## AIM OF THE TASK:
Reproduce all entries word for word.

○ ○ ○

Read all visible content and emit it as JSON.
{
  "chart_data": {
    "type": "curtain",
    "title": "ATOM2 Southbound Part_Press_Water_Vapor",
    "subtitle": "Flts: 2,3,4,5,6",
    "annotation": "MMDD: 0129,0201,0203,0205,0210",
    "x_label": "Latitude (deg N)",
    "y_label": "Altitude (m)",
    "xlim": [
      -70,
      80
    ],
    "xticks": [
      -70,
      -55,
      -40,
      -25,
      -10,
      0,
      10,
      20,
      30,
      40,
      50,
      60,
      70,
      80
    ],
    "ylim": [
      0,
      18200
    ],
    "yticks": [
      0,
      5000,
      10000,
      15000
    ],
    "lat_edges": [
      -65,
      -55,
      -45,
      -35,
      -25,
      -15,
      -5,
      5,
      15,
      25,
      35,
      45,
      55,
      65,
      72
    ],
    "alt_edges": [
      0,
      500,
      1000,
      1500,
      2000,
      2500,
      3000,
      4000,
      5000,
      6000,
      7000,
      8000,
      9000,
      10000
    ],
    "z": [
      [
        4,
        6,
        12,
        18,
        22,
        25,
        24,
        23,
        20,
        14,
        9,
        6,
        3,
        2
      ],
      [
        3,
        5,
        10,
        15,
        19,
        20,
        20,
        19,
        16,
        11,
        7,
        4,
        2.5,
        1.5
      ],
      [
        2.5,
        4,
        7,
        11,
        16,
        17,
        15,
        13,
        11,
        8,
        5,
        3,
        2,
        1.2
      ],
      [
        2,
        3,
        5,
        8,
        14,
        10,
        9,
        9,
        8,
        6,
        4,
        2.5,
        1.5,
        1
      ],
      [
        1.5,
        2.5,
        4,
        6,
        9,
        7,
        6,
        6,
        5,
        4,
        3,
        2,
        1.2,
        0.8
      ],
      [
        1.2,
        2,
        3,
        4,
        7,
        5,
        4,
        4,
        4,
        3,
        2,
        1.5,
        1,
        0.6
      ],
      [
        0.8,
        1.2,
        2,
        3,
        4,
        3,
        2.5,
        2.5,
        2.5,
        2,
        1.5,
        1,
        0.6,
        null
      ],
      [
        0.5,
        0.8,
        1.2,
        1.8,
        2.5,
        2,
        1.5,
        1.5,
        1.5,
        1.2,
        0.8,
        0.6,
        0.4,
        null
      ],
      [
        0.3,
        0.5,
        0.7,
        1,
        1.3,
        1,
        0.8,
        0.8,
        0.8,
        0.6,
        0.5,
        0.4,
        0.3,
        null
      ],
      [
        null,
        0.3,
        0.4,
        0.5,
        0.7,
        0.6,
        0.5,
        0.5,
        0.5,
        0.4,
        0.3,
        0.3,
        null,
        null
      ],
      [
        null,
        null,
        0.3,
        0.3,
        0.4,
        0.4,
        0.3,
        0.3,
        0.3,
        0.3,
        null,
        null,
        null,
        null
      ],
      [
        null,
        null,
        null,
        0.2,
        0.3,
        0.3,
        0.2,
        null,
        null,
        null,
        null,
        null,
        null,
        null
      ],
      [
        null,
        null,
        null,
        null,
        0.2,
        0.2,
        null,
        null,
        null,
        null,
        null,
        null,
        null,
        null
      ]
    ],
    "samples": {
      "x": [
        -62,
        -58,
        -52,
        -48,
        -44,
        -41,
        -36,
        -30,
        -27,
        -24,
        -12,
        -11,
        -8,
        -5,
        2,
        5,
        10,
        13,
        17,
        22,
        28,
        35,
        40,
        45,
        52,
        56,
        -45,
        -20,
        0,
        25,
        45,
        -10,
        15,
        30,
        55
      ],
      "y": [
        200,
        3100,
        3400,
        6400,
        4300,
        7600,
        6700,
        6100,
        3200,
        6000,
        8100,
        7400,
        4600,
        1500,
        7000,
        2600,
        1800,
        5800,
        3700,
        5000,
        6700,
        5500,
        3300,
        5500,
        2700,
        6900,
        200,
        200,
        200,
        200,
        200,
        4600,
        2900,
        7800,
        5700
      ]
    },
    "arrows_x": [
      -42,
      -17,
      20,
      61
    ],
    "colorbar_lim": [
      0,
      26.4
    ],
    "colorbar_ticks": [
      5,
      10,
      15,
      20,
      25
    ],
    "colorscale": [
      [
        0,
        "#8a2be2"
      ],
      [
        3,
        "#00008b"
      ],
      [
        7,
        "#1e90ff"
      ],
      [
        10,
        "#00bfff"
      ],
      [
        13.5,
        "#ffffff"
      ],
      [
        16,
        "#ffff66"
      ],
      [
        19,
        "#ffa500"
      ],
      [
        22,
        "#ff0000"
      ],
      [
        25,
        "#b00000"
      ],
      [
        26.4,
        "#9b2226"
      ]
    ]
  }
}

○ ○ ○

## SOLUTION FOR THIS EXERCISE:
Read all visible content and emit it as JSON.
{
  "chart_data": {
    "type": "curtain",
    "title": "ATOM2 Southbound Part_Press_Water_Vapor",
    "subtitle": "Flts: 2,3,4,5,6",
    "annotation": "MMDD: 0129,0201,0203,0205,0210",
    "x_label": "Latitude (deg N)",
    "y_label": "Altitude (m)",
    "xlim": [
      -70,
      80
    ],
    "xticks": [
      -70,
      -55,
      -40,
      -25,
      -10,
      0,
      10,
      20,
      30,
      40,
      50,
      60,
      70,
      80
    ],
    "ylim": [
      0,
      18200
    ],
    "yticks": [
      0,
      5000,
      10000,
      15000
    ],
    "lat_edges": [
      -65,
      -55,
      -45,
      -35,
      -25,
      -15,
      -5,
      5,
      15,
      25,
      35,
      45,
      55,
      65,
      72
    ],
    "alt_edges": [
      0,
      500,
      1000,
      1500,
      2000,
      2500,
      3000,
      4000,
      5000,
      6000,
      7000,
      8000,
      9000,
      10000
    ],
    "z": [
      [
        4,
        6,
        12,
        18,
        22,
        25,
        24,
        23,
        20,
        14,
        9,
        6,
        3,
        2
      ],
      [
        3,
        5,
        10,
        15,
        19,
        20,
        20,
        19,
        16,
        11,
        7,
        4,
        2.5,
        1.5
      ],
      [
        2.5,
        4,
        7,
        11,
        16,
        17,
        15,
        13,
        11,
        8,
        5,
        3,
        2,
        1.2
      ],
      [
        2,
        3,
        5,
        8,
        14,
        10,
        9,
        9,
        8,
        6,
        4,
        2.5,
        1.5,
        1
      ],
      [
        1.5,
        2.5,
        4,
        6,
        9,
        7,
        6,
        6,
        5,
        4,
        3,
        2,
        1.2,
        0.8
      ],
      [
        1.2,
        2,
        3,
        4,
        7,
        5,
        4,
        4,
        4,
        3,
        2,
        1.5,
        1,
        0.6
      ],
      [
        0.8,
        1.2,
        2,
        3,
        4,
        3,
        2.5,
        2.5,
        2.5,
        2,
        1.5,
        1,
        0.6,
        null
      ],
      [
        0.5,
        0.8,
        1.2,
        1.8,
        2.5,
        2,
        1.5,
        1.5,
        1.5,
        1.2,
        0.8,
        0.6,
        0.4,
        null
      ],
      [
        0.3,
        0.5,
        0.7,
        1,
        1.3,
        1,
        0.8,
        0.8,
        0.8,
        0.6,
        0.5,
        0.4,
        0.3,
        null
      ],
      [
        null,
        0.3,
        0.4,
        0.5,
        0.7,
        0.6,
        0.5,
        0.5,
        0.5,
        0.4,
        0.3,
        0.3,
        null,
        null
      ],
      [
        null,
        null,
        0.3,
        0.3,
        0.4,
        0.4,
        0.3,
        0.3,
        0.3,
        0.3,
        null,
        null,
        null,
        null
      ],
      [
        null,
        null,
        null,
        0.2,
        0.3,
        0.3,
        0.2,
        null,
        null,
        null,
        null,
        null,
        null,
        null
      ],
      [
        null,
        null,
        null,
        null,
        0.2,
        0.2,
        null,
        null,
        null,
        null,
        null,
        null,
        null,
        null
      ]
    ],
    "samples": {
      "x": [
        -62,
        -58,
        -52,
        -48,
        -44,
        -41,
        -36,
        -30,
        -27,
        -24,
        -12,
        -11,
        -8,
        -5,
        2,
        5,
        10,
        13,
        17,
        22,
        28,
        35,
        40,
        45,
        52,
        56,
        -45,
        -20,
        0,
        25,
        45,
        -10,
        15,
        30,
        55
      ],
      "y": [
        200,
        3100,
        3400,
        6400,
        4300,
        7600,
        6700,
        6100,
        3200,
        6000,
        8100,
        7400,
        4600,
        1500,
        7000,
        2600,
        1800,
        5800,
        3700,
        5000,
        6700,
        5500,
        3300,
        5500,
        2700,
        6900,
        200,
        200,
        200,
        200,
        200,
        4600,
        2900,
        7800,
        5700
      ]
    },
    "arrows_x": [
      -42,
      -17,
      20,
      61
    ],
    "colorbar_lim": [
      0,
      26.4
    ],
    "colorbar_ticks": [
      5,
      10,
      15,
      20,
      25
    ],
    "colorscale": [
      [
        0,
        "#8a2be2"
      ],
      [
        3,
        "#00008b"
      ],
      [
        7,
        "#1e90ff"
      ],
      [
        10,
        "#00bfff"
      ],
      [
        13.5,
        "#ffffff"
      ],
      [
        16,
        "#ffff66"
      ],
      [
        19,
        "#ffa500"
      ],
      [
        22,
        "#ff0000"
      ],
      [
        25,
        "#b00000"
      ],
      [
        26.4,
        "#9b2226"
      ]
    ]
  }
}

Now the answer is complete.